What you are asked to do
Transcribe the records below exactly as they appear.

Provided entries
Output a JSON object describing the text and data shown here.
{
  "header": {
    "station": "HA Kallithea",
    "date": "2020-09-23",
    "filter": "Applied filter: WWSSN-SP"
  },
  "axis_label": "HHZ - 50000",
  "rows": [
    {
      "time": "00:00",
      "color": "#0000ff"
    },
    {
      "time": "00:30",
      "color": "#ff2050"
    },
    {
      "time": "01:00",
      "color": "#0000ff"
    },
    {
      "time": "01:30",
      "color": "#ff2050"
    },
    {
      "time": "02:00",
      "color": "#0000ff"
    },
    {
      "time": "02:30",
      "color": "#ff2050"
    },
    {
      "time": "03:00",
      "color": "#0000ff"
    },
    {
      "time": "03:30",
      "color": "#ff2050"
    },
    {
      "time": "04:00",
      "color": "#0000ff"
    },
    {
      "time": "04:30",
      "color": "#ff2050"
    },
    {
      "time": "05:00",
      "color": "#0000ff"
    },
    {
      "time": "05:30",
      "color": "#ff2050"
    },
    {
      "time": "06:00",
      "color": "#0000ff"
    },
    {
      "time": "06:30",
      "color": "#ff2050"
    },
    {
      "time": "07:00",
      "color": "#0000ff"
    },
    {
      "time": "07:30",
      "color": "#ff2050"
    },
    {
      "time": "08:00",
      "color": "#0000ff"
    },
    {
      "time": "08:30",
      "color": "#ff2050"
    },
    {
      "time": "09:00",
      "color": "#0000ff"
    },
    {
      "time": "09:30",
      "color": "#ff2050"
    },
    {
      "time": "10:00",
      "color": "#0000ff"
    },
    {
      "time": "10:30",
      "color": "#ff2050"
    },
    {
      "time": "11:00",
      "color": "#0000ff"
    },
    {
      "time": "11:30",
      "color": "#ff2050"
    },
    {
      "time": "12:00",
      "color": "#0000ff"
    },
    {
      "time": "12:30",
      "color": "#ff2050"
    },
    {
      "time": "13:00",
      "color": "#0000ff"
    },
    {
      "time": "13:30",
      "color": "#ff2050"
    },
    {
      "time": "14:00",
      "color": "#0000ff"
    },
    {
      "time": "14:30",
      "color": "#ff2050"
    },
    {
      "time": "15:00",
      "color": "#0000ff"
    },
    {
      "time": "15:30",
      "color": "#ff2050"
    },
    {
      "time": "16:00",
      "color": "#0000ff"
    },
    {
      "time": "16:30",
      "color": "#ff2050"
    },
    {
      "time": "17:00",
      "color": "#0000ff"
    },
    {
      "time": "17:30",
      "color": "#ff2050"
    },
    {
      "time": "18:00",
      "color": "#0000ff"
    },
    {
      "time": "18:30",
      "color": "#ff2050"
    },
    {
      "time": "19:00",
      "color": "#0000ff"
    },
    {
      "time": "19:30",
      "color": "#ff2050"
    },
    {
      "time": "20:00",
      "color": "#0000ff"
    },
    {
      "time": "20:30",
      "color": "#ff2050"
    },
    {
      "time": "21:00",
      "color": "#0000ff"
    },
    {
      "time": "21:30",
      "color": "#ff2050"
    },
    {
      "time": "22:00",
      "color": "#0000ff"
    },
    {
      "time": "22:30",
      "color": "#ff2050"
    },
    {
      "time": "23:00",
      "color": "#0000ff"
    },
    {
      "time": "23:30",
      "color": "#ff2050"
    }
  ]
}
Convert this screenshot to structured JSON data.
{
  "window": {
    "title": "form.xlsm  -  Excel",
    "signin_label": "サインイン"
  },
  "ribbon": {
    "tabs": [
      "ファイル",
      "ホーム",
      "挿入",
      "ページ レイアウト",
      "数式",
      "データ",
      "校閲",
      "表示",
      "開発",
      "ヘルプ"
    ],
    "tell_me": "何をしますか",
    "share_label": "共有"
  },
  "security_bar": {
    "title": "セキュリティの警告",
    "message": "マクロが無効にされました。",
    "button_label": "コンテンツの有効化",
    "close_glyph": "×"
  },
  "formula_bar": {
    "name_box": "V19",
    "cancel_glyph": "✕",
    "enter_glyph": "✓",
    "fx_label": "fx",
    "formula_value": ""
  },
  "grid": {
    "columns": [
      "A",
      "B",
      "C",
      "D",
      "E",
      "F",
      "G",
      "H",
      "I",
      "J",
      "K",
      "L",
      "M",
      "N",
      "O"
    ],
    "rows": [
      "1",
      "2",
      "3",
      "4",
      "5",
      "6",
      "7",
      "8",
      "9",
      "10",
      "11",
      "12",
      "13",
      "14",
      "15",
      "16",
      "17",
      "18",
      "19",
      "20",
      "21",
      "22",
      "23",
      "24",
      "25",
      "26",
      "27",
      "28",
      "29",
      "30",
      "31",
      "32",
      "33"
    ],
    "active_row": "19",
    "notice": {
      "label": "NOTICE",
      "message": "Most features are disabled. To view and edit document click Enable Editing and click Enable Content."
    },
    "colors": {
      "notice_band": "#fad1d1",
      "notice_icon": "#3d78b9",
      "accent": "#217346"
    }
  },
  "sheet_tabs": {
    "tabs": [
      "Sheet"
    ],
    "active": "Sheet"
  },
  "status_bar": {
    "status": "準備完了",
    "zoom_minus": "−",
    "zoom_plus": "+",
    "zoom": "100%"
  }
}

Written response
Output a JSON object describing the text and data shown here.
{
  "header": {
    "station": "HA Kallithea",
    "date": "2020-09-23",
    "filter": "Applied filter: WWSSN-SP"
  },
  "axis_label": "HHZ - 50000",
  "rows": [
    {
      "time": "00:00",
      "color": "#0000ff"
    },
    {
      "time": "00:30",
      "color": "#ff2050"
    },
    {
      "time": "01:00",
      "color": "#0000ff"
    },
    {
      "time": "01:30",
      "color": "#ff2050"
    },
    {
      "time": "02:00",
      "color": "#0000ff"
    },
    {
      "time": "02:30",
      "color": "#ff2050"
    },
    {
      "time": "03:00",
      "color": "#0000ff"
    },
    {
      "time": "03:30",
      "color": "#ff2050"
    },
    {
      "time": "04:00",
      "color": "#0000ff"
    },
    {
      "time": "04:30",
      "color": "#ff2050"
    },
    {
      "time": "05:00",
      "color": "#0000ff"
    },
    {
      "time": "05:30",
      "color": "#ff2050"
    },
    {
      "time": "06:00",
      "color": "#0000ff"
    },
    {
      "time": "06:30",
      "color": "#ff2050"
    },
    {
      "time": "07:00",
      "color": "#0000ff"
    },
    {
      "time": "07:30",
      "color": "#ff2050"
    },
    {
      "time": "08:00",
      "color": "#0000ff"
    },
    {
      "time": "08:30",
      "color": "#ff2050"
    },
    {
      "time": "09:00",
      "color": "#0000ff"
    },
    {
      "time": "09:30",
      "color": "#ff2050"
    },
    {
      "time": "10:00",
      "color": "#0000ff"
    },
    {
      "time": "10:30",
      "color": "#ff2050"
    },
    {
      "time": "11:00",
      "color": "#0000ff"
    },
    {
      "time": "11:30",
      "color": "#ff2050"
    },
    {
      "time": "12:00",
      "color": "#0000ff"
    },
    {
      "time": "12:30",
      "color": "#ff2050"
    },
    {
      "time": "13:00",
      "color": "#0000ff"
    },
    {
      "time": "13:30",
      "color": "#ff2050"
    },
    {
      "time": "14:00",
      "color": "#0000ff"
    },
    {
      "time": "14:30",
      "color": "#ff2050"
    },
    {
      "time": "15:00",
      "color": "#0000ff"
    },
    {
      "time": "15:30",
      "color": "#ff2050"
    },
    {
      "time": "16:00",
      "color": "#0000ff"
    },
    {
      "time": "16:30",
      "color": "#ff2050"
    },
    {
      "time": "17:00",
      "color": "#0000ff"
    },
    {
      "time": "17:30",
      "color": "#ff2050"
    },
    {
      "time": "18:00",
      "color": "#0000ff"
    },
    {
      "time": "18:30",
      "color": "#ff2050"
    },
    {
      "time": "19:00",
      "color": "#0000ff"
    },
    {
      "time": "19:30",
      "color": "#ff2050"
    },
    {
      "time": "20:00",
      "color": "#0000ff"
    },
    {
      "time": "20:30",
      "color": "#ff2050"
    },
    {
      "time": "21:00",
      "color": "#0000ff"
    },
    {
      "time": "21:30",
      "color": "#ff2050"
    },
    {
      "time": "22:00",
      "color": "#0000ff"
    },
    {
      "time": "22:30",
      "color": "#ff2050"
    },
    {
      "time": "23:00",
      "color": "#0000ff"
    },
    {
      "time": "23:30",
      "color": "#ff2050"
    }
  ]
}
Convert this screenshot to structured JSON data.
{
  "window": {
    "title": "form.xlsm  -  Excel",
    "signin_label": "サインイン"
  },
  "ribbon": {
    "tabs": [
      "ファイル",
      "ホーム",
      "挿入",
      "ページ レイアウト",
      "数式",
      "データ",
      "校閲",
      "表示",
      "開発",
      "ヘルプ"
    ],
    "tell_me": "何をしますか",
    "share_label": "共有"
  },
  "security_bar": {
    "title": "セキュリティの警告",
    "message": "マクロが無効にされました。",
    "button_label": "コンテンツの有効化",
    "close_glyph": "×"
  },
  "formula_bar": {
    "name_box": "V19",
    "cancel_glyph": "✕",
    "enter_glyph": "✓",
    "fx_label": "fx",
    "formula_value": ""
  },
  "grid": {
    "columns": [
      "A",
      "B",
      "C",
      "D",
      "E",
      "F",
      "G",
      "H",
      "I",
      "J",
      "K",
      "L",
      "M",
      "N",
      "O"
    ],
    "rows": [
      "1",
      "2",
      "3",
      "4",
      "5",
      "6",
      "7",
      "8",
      "9",
      "10",
      "11",
      "12",
      "13",
      "14",
      "15",
      "16",
      "17",
      "18",
      "19",
      "20",
      "21",
      "22",
      "23",
      "24",
      "25",
      "26",
      "27",
      "28",
      "29",
      "30",
      "31",
      "32",
      "33"
    ],
    "active_row": "19",
    "notice": {
      "label": "NOTICE",
      "message": "Most features are disabled. To view and edit document click Enable Editing and click Enable Content."
    },
    "colors": {
      "notice_band": "#fad1d1",
      "notice_icon": "#3d78b9",
      "accent": "#217346"
    }
  },
  "sheet_tabs": {
    "tabs": [
      "Sheet"
    ],
    "active": "Sheet"
  },
  "status_bar": {
    "status": "準備完了",
    "zoom_minus": "−",
    "zoom_plus": "+",
    "zoom": "100%"
  }
}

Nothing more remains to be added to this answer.